Directions
List every line in the records below that contains the word "Polygon".

===== Provided records =====

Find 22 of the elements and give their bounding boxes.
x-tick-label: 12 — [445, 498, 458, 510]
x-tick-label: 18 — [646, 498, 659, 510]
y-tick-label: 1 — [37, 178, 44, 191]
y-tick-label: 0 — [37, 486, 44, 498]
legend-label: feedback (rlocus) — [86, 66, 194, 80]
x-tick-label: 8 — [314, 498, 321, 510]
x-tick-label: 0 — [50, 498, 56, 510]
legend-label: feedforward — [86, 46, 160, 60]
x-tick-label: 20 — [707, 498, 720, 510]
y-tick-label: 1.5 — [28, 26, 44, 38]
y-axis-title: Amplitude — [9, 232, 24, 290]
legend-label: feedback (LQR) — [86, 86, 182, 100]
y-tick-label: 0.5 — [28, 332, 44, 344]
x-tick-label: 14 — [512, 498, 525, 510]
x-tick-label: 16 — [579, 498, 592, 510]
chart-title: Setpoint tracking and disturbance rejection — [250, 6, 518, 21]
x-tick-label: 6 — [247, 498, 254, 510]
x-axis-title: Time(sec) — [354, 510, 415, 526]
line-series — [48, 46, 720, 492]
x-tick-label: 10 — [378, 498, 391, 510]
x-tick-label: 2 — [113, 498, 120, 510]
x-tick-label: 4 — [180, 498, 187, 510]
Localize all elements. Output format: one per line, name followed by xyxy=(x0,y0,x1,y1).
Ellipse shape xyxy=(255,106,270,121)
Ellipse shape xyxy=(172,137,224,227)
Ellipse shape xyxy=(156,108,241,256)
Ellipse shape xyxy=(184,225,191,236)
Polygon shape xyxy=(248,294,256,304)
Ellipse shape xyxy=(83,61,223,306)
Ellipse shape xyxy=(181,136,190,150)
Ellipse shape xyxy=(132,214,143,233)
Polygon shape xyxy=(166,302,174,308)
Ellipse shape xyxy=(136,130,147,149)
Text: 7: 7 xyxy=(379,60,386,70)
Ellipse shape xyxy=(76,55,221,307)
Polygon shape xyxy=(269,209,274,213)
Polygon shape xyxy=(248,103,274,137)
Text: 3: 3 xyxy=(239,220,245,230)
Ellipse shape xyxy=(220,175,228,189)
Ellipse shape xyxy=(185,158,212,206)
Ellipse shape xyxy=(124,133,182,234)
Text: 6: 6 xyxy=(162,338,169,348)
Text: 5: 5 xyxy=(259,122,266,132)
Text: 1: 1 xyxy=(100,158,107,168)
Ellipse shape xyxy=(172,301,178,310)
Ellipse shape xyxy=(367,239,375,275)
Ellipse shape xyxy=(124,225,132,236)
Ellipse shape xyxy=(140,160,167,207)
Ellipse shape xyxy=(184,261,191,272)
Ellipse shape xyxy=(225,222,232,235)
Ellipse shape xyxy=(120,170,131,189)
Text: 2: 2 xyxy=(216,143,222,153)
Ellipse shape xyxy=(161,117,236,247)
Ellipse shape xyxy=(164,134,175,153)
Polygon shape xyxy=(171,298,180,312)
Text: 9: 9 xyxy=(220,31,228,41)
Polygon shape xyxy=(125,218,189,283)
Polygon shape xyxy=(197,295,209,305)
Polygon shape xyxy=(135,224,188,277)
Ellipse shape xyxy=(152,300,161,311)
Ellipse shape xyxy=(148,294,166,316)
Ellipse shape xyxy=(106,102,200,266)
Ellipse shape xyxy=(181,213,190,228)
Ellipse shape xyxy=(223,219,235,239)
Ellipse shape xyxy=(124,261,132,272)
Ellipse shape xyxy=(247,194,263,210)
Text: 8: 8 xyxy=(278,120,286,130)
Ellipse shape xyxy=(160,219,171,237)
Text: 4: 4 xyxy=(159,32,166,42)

=====

Output below
Polygon shape xyxy=(248,294,256,304)
Polygon shape xyxy=(166,302,174,308)
Polygon shape xyxy=(269,209,274,213)
Polygon shape xyxy=(248,103,274,137)
Polygon shape xyxy=(171,298,180,312)
Polygon shape xyxy=(125,218,189,283)
Polygon shape xyxy=(197,295,209,305)
Polygon shape xyxy=(135,224,188,277)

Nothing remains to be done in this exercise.